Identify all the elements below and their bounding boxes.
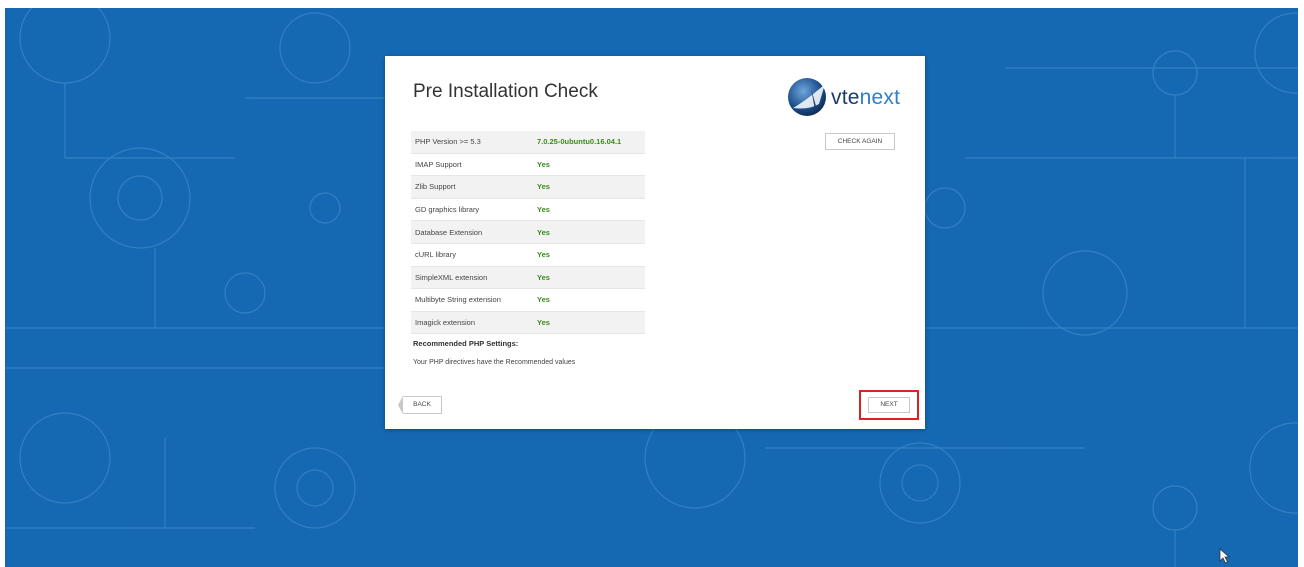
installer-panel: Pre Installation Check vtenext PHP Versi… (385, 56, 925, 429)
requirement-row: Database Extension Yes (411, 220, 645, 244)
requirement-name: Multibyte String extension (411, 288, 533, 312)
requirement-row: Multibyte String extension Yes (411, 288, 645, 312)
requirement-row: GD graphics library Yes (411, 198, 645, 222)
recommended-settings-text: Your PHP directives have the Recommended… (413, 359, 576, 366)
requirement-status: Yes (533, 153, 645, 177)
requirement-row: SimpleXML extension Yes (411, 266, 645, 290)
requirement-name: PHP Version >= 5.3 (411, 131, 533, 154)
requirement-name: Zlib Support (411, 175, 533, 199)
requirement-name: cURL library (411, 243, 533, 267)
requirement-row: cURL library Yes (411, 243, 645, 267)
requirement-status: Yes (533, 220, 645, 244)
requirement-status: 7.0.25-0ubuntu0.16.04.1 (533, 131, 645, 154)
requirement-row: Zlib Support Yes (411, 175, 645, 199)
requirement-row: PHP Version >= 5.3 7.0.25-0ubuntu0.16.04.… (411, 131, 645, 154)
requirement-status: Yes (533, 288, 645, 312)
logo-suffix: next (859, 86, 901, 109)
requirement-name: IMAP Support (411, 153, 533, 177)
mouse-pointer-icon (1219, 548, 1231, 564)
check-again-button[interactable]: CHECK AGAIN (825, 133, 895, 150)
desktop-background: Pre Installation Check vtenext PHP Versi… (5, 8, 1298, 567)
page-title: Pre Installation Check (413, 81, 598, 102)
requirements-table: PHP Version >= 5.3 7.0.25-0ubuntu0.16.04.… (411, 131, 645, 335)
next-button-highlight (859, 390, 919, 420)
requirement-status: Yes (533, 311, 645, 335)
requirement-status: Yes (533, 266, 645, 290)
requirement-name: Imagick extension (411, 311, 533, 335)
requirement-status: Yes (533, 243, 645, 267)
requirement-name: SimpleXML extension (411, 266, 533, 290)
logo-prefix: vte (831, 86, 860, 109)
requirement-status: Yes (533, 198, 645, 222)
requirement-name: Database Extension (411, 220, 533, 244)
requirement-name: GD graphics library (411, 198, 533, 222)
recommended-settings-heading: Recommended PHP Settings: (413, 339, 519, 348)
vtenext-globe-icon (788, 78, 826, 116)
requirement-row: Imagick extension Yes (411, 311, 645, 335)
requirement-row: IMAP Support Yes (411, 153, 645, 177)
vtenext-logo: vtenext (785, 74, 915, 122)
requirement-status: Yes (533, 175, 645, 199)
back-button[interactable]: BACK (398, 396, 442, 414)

-- -- --

- **Problem requirements**: Convert the lines above into a numbered list, skipping any blank lines and leaving out the picture.

- **Answer to the problem**:
1. Identify all the elements below and their bounding boxes.
2. installer-panel: Pre Installation Check vtenext PHP Versi… (385, 56, 925, 429)
3. requirement-row: Database Extension Yes (411, 220, 645, 244)
4. requirement-name: Multibyte String extension (411, 288, 533, 312)
5. requirement-row: Multibyte String extension Yes (411, 288, 645, 312)
6. requirement-row: GD graphics library Yes (411, 198, 645, 222)
7. recommended-settings-text: Your PHP directives have the Recommended… (413, 359, 576, 366)
8. requirement-status: Yes (533, 153, 645, 177)
9. requirement-row: SimpleXML extension Yes (411, 266, 645, 290)
10. requirement-name: PHP Version >= 5.3 (411, 131, 533, 154)
11. requirement-name: Zlib Support (411, 175, 533, 199)
12. requirement-name: cURL library (411, 243, 533, 267)
13. requirement-row: cURL library Yes (411, 243, 645, 267)
14. requirement-status: Yes (533, 220, 645, 244)
15. requirement-status: 7.0.25-0ubuntu0.16.04.1 (533, 131, 645, 154)
16. requirement-row: Zlib Support Yes (411, 175, 645, 199)
17. requirement-row: PHP Version >= 5.3 7.0.25-0ubuntu0.16.04.… (411, 131, 645, 154)
18. requirement-status: Yes (533, 288, 645, 312)
19. logo-suffix: next (859, 86, 901, 109)
20. requirement-name: IMAP Support (411, 153, 533, 177)
21. mouse-pointer-icon (1219, 548, 1231, 564)
22. check-again-button[interactable]: CHECK AGAIN (825, 133, 895, 150)
23. desktop-background: Pre Installation Check vtenext PHP Versi… (5, 8, 1298, 567)
24. page-title: Pre Installation Check (413, 81, 598, 102)
25. requirements-table: PHP Version >= 5.3 7.0.25-0ubuntu0.16.04.… (411, 131, 645, 335)
26. next-button-highlight (859, 390, 919, 420)
27. requirement-status: Yes (533, 311, 645, 335)
28. requirement-status: Yes (533, 266, 645, 290)
29. requirement-name: Imagick extension (411, 311, 533, 335)
30. requirement-status: Yes (533, 243, 645, 267)
31. requirement-name: SimpleXML extension (411, 266, 533, 290)
32. logo-prefix: vte (831, 86, 860, 109)
33. requirement-status: Yes (533, 198, 645, 222)
34. requirement-name: Database Extension (411, 220, 533, 244)
35. requirement-name: GD graphics library (411, 198, 533, 222)
36. recommended-settings-heading: Recommended PHP Settings: (413, 339, 519, 348)
37. vtenext-globe-icon (788, 78, 826, 116)
38. requirement-row: Imagick extension Yes (411, 311, 645, 335)
39. requirement-row: IMAP Support Yes (411, 153, 645, 177)
40. vtenext-logo: vtenext (785, 74, 915, 122)
41. requirement-status: Yes (533, 175, 645, 199)
42. back-button[interactable]: BACK (398, 396, 442, 414)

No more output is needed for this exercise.